WHAT YOU HAVE TO DO>
In the entries below, count every line containing "Filter". Return the number and nothing else.

Dataset excerpts>
* * *

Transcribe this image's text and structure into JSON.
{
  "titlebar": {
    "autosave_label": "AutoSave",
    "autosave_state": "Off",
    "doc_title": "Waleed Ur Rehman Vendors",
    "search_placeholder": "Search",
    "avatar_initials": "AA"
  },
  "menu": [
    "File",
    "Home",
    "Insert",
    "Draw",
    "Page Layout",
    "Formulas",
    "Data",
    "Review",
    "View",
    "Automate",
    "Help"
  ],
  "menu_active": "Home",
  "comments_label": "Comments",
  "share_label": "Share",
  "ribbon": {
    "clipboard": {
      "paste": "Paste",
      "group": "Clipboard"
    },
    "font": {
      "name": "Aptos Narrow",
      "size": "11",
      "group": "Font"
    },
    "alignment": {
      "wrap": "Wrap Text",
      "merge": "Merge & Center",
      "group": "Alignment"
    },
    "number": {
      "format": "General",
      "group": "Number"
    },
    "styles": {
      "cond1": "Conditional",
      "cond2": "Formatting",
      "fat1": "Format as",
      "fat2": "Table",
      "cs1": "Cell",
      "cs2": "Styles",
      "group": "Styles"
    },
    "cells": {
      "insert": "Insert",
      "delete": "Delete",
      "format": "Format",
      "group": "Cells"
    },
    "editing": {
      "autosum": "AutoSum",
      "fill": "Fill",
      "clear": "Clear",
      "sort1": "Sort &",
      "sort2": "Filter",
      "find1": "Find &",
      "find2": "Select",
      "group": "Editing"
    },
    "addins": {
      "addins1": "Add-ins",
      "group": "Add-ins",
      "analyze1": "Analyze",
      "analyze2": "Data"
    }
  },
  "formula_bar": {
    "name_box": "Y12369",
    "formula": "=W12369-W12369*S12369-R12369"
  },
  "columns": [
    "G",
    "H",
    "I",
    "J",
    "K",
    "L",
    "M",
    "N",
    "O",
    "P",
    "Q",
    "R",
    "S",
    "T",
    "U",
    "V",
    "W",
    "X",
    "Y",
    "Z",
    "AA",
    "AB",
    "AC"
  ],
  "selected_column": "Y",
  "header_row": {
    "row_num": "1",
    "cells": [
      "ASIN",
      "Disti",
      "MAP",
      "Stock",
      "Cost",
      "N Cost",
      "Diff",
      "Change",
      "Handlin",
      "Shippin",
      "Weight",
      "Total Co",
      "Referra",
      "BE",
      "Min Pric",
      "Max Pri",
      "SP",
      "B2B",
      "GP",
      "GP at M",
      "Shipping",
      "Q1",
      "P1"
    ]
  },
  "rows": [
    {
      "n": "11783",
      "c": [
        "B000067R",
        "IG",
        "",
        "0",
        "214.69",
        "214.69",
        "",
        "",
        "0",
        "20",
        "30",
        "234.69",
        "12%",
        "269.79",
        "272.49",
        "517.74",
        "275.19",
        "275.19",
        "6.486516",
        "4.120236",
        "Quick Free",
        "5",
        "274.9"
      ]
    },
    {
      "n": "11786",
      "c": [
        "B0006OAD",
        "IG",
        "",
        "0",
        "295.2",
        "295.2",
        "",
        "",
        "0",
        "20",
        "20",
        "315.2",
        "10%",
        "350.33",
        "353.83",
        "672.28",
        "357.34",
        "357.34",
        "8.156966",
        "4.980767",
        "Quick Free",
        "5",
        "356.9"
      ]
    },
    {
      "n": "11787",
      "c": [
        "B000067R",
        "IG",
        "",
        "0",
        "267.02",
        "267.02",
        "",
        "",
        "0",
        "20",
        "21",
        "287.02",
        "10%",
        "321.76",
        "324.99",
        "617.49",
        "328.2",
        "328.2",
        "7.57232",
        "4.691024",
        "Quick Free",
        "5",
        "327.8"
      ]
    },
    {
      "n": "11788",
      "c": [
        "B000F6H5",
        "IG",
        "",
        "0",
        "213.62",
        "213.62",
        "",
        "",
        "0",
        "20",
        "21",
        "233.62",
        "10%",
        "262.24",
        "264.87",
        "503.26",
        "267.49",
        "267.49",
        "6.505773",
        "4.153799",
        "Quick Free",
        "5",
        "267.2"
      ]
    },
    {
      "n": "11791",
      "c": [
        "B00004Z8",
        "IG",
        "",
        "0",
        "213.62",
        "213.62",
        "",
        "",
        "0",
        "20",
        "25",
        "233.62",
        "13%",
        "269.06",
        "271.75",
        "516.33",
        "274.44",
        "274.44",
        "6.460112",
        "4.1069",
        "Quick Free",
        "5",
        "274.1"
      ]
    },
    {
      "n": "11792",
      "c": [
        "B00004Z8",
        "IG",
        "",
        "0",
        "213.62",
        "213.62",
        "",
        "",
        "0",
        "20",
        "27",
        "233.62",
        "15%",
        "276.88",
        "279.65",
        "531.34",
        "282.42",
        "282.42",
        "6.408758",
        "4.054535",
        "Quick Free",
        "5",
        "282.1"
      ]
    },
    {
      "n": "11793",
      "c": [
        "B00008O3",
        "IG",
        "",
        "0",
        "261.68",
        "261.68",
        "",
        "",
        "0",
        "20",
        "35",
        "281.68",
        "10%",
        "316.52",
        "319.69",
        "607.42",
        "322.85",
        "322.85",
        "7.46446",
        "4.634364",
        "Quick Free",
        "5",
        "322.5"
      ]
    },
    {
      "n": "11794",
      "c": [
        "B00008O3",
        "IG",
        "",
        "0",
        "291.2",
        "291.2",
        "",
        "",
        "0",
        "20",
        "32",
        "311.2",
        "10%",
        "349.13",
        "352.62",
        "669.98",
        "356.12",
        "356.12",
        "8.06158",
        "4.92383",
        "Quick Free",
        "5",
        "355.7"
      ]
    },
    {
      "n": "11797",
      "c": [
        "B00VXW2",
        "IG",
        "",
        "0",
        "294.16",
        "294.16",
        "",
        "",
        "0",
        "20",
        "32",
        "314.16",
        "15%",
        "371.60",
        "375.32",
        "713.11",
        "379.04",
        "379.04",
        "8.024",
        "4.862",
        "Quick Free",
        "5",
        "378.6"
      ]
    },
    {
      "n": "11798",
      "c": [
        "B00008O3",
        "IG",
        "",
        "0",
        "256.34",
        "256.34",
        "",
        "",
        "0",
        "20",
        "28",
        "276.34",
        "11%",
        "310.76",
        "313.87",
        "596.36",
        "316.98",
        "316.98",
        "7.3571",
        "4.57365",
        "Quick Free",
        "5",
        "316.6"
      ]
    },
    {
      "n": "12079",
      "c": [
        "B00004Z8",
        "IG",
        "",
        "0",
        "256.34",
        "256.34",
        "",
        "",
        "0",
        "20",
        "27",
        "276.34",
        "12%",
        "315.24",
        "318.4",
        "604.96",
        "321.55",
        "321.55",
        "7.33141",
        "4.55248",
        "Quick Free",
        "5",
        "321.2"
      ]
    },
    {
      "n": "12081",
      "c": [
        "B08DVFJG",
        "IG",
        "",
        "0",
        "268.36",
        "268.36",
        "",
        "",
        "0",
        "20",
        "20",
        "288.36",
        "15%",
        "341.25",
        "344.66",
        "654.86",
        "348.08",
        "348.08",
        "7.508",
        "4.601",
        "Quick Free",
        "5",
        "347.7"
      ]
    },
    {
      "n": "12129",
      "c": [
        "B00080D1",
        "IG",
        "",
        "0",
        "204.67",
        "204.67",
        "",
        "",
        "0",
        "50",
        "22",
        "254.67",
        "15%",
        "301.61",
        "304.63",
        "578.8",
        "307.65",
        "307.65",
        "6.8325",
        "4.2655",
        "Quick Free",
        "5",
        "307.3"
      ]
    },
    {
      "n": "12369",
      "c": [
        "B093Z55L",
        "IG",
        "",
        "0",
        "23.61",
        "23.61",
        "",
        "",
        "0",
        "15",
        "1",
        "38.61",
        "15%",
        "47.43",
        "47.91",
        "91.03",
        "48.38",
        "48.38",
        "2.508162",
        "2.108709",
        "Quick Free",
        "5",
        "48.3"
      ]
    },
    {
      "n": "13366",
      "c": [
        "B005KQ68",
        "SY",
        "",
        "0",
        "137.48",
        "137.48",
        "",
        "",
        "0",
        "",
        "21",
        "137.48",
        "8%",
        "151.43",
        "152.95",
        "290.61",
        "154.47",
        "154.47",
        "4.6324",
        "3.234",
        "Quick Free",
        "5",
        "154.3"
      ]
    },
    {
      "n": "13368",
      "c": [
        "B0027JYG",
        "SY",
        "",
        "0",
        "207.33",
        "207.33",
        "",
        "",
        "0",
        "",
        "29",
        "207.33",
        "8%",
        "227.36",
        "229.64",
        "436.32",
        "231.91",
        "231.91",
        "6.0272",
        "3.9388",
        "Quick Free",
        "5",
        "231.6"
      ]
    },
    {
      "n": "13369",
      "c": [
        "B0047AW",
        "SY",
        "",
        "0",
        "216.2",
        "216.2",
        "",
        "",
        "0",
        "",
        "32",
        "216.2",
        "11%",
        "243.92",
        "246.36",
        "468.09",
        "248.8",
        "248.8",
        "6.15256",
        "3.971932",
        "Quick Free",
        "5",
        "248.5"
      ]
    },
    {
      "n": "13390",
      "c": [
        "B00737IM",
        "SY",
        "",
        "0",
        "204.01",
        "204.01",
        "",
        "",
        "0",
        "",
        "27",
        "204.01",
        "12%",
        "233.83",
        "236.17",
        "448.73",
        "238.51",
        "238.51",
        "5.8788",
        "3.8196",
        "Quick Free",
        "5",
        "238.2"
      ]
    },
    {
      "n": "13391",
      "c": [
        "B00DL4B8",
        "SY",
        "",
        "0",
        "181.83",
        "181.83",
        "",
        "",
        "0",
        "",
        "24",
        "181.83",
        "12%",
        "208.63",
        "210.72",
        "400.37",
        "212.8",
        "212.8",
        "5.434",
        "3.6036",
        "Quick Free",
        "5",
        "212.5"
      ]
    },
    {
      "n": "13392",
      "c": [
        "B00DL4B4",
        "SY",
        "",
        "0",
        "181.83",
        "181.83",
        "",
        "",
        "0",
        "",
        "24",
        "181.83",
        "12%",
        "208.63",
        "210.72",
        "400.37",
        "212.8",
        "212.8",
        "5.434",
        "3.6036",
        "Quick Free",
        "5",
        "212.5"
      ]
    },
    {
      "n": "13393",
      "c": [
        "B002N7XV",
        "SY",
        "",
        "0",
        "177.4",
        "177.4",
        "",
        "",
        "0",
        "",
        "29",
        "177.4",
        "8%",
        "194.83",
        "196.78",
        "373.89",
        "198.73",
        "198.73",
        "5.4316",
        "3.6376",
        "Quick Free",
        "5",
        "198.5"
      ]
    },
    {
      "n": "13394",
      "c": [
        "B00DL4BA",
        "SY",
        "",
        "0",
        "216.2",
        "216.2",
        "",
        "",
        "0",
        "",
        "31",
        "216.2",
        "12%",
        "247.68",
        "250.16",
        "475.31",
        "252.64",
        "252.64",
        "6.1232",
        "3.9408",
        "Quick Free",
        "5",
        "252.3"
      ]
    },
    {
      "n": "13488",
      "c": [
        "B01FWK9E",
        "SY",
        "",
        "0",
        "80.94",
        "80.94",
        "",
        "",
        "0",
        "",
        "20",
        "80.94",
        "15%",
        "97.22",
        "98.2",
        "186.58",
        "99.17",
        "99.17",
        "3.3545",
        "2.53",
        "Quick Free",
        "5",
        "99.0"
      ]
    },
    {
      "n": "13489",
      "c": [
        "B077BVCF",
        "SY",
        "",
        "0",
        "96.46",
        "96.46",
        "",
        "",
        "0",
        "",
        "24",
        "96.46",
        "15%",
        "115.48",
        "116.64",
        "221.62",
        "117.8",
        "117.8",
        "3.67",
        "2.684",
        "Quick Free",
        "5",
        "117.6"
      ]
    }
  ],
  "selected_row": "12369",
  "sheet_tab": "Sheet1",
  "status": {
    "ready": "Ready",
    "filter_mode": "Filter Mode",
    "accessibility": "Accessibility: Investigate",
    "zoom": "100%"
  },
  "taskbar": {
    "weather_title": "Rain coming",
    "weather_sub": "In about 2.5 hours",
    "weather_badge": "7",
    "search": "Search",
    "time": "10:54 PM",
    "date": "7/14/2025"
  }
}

* * *

RESPONSE>
2